*TASK DIRECTIONS*: Within the data below, state how many lines contain the string "text". Provide the number only.
━━━ DATA PROVIDED
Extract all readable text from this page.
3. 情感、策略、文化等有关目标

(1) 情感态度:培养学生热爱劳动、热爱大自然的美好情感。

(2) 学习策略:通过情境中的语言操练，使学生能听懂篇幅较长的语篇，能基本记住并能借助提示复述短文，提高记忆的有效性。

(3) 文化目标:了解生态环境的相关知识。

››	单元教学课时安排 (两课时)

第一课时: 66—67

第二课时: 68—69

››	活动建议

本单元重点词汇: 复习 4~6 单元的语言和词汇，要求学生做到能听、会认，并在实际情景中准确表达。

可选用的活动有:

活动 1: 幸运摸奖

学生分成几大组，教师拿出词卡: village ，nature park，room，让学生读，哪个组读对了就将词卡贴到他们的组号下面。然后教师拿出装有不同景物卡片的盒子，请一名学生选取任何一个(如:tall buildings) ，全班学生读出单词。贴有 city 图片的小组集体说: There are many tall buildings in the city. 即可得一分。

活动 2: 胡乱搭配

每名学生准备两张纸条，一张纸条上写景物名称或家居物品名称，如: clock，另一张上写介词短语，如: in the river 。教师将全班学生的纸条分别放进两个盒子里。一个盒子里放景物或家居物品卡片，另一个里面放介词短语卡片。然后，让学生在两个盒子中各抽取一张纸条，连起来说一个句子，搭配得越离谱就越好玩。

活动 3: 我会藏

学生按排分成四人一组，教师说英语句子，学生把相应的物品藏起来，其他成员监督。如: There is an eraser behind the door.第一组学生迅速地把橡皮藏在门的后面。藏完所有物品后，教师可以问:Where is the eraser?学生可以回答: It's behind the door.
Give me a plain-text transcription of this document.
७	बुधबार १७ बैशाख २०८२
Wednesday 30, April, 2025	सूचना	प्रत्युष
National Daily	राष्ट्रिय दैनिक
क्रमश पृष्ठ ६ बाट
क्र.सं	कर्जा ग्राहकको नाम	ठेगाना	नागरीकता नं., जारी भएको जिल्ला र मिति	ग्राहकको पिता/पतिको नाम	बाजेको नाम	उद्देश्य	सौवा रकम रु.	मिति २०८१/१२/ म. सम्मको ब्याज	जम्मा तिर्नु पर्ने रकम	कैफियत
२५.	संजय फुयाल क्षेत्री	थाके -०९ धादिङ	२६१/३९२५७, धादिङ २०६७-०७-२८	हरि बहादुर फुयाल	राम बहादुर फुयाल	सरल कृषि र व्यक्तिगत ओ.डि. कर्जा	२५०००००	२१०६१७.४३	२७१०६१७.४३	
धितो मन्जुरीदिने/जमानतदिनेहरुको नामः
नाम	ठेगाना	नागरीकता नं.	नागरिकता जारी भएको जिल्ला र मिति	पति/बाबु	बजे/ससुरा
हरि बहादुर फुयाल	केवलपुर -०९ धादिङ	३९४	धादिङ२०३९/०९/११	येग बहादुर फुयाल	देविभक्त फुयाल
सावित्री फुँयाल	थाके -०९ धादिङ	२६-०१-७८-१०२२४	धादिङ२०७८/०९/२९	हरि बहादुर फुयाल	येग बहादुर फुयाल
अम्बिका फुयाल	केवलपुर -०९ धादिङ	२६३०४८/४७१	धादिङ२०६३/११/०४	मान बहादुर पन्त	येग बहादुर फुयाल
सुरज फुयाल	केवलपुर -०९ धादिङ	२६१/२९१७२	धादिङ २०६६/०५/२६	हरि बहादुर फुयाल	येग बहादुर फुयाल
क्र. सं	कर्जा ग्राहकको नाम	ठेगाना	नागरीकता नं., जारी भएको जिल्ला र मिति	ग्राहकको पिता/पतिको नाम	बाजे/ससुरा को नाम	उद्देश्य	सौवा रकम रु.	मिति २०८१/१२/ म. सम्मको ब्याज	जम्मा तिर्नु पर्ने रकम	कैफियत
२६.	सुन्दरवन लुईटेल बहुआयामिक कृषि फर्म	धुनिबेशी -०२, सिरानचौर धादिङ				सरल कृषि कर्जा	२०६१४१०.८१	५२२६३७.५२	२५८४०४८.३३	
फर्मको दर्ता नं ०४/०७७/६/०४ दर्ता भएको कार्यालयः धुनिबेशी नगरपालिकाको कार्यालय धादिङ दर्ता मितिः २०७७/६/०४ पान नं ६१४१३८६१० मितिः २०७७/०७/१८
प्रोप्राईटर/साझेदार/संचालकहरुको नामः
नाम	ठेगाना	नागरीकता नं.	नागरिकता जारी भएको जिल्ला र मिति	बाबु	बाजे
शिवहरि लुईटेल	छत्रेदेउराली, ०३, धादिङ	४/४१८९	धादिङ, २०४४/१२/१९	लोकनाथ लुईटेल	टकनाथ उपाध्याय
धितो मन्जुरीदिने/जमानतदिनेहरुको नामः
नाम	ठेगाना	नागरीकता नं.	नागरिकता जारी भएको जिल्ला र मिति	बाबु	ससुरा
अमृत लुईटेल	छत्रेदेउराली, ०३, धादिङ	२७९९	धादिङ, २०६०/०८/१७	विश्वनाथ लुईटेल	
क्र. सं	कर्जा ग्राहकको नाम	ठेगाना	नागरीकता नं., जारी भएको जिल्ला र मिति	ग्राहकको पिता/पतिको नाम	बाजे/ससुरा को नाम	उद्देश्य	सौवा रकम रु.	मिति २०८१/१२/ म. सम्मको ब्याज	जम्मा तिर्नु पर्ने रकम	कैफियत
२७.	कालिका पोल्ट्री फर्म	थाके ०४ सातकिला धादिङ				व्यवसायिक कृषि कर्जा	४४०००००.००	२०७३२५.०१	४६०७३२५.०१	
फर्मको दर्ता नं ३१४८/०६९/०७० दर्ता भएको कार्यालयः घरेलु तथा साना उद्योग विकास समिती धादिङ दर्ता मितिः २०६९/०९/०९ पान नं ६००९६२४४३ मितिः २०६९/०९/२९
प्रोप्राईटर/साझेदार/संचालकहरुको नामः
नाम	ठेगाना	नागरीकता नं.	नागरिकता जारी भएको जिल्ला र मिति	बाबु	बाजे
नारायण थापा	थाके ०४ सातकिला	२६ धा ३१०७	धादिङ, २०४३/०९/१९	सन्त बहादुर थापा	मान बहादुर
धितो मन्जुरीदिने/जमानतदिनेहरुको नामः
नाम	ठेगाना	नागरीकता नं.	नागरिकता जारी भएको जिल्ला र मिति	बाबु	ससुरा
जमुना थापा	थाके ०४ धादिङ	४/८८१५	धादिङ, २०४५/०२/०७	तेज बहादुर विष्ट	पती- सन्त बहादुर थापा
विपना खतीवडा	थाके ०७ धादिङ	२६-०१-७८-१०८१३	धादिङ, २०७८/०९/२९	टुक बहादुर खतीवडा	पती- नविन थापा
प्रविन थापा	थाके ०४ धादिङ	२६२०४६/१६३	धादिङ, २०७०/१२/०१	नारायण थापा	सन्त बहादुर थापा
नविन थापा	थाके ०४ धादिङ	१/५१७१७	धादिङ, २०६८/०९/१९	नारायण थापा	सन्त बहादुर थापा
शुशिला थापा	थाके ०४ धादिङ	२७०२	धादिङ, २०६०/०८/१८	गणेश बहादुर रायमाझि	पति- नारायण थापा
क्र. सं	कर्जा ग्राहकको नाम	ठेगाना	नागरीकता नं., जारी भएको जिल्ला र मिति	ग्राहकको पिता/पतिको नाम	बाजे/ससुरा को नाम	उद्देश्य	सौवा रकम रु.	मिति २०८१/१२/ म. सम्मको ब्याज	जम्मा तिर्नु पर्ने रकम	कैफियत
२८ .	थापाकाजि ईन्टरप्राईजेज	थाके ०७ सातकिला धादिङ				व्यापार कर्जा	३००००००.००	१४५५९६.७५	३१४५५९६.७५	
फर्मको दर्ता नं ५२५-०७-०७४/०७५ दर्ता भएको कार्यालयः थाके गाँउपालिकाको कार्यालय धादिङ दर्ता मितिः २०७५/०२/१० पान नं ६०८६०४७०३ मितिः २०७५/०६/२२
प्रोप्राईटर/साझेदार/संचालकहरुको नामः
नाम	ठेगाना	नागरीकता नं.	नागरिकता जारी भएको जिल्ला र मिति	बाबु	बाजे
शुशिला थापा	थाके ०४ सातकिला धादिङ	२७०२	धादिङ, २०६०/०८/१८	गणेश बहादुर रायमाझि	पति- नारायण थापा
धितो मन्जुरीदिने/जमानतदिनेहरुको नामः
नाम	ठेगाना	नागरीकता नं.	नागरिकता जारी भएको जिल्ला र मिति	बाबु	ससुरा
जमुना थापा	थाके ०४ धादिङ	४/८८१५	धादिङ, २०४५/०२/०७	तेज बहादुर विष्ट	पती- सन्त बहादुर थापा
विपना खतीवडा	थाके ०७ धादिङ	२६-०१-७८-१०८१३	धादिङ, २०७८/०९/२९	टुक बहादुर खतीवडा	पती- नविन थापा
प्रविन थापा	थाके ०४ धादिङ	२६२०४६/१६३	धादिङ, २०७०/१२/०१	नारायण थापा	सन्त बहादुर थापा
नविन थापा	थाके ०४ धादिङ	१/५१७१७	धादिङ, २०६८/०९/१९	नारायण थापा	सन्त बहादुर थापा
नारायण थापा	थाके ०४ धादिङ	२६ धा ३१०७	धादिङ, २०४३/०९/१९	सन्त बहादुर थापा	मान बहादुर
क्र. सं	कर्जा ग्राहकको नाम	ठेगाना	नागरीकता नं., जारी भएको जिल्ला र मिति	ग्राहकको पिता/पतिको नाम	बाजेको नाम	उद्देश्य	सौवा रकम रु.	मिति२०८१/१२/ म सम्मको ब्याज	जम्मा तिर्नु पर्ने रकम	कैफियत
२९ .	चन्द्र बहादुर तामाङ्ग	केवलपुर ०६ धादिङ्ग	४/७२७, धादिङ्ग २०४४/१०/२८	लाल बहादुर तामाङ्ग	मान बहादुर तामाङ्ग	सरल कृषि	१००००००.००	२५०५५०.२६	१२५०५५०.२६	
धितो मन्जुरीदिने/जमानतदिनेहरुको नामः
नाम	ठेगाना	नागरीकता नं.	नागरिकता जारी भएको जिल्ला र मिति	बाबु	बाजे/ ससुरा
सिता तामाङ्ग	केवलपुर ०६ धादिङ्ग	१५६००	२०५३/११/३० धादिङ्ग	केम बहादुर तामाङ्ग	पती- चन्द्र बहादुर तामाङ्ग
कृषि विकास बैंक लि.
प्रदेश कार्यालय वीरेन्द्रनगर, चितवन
━━━━━━
*SOLUTION BELOW*: 2